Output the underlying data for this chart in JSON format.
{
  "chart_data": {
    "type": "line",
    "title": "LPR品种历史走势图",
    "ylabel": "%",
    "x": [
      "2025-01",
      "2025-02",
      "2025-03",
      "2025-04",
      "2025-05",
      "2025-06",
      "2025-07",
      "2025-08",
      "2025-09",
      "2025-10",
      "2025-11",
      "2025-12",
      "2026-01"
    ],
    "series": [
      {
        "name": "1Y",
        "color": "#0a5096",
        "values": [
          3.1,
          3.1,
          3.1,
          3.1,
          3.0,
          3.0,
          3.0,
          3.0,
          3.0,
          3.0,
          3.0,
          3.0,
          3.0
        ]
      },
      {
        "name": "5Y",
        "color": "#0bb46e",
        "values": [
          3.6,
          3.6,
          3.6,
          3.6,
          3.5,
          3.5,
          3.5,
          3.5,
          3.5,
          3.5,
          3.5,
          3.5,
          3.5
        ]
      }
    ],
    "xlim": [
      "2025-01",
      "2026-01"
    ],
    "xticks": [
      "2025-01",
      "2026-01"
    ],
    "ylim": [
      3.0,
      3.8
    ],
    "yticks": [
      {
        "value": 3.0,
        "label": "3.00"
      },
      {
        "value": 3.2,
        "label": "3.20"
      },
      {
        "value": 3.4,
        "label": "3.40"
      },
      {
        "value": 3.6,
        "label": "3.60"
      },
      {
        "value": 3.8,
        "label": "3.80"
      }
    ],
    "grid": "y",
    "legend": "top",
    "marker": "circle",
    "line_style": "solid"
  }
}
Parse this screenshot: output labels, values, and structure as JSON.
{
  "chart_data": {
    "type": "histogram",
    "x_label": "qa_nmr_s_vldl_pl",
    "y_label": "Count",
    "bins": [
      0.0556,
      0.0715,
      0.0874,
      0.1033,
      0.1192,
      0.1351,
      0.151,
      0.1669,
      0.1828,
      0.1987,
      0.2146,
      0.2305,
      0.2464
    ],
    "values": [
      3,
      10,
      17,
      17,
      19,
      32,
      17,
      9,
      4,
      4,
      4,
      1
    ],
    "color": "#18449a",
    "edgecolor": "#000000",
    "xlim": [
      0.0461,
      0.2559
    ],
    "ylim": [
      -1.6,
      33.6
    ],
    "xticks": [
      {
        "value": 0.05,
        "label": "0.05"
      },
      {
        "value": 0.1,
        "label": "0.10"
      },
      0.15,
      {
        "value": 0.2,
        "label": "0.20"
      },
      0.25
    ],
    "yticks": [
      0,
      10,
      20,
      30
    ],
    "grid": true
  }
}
^^^^
Requirements
Starting with the line that contains "Parse this screenshot: output", print each line through the last one in the listing. Include both end lines and add nothing.

Task result
Parse this screenshot: output labels, values, and structure as JSON.
{
  "chart_data": {
    "type": "histogram",
    "x_label": "qa_nmr_s_vldl_pl",
    "y_label": "Count",
    "bins": [
      0.0556,
      0.0715,
      0.0874,
      0.1033,
      0.1192,
      0.1351,
      0.151,
      0.1669,
      0.1828,
      0.1987,
      0.2146,
      0.2305,
      0.2464
    ],
    "values": [
      3,
      10,
      17,
      17,
      19,
      32,
      17,
      9,
      4,
      4,
      4,
      1
    ],
    "color": "#18449a",
    "edgecolor": "#000000",
    "xlim": [
      0.0461,
      0.2559
    ],
    "ylim": [
      -1.6,
      33.6
    ],
    "xticks": [
      {
        "value": 0.05,
        "label": "0.05"
      },
      {
        "value": 0.1,
        "label": "0.10"
      },
      0.15,
      {
        "value": 0.2,
        "label": "0.20"
      },
      0.25
    ],
    "yticks": [
      0,
      10,
      20,
      30
    ],
    "grid": true
  }
}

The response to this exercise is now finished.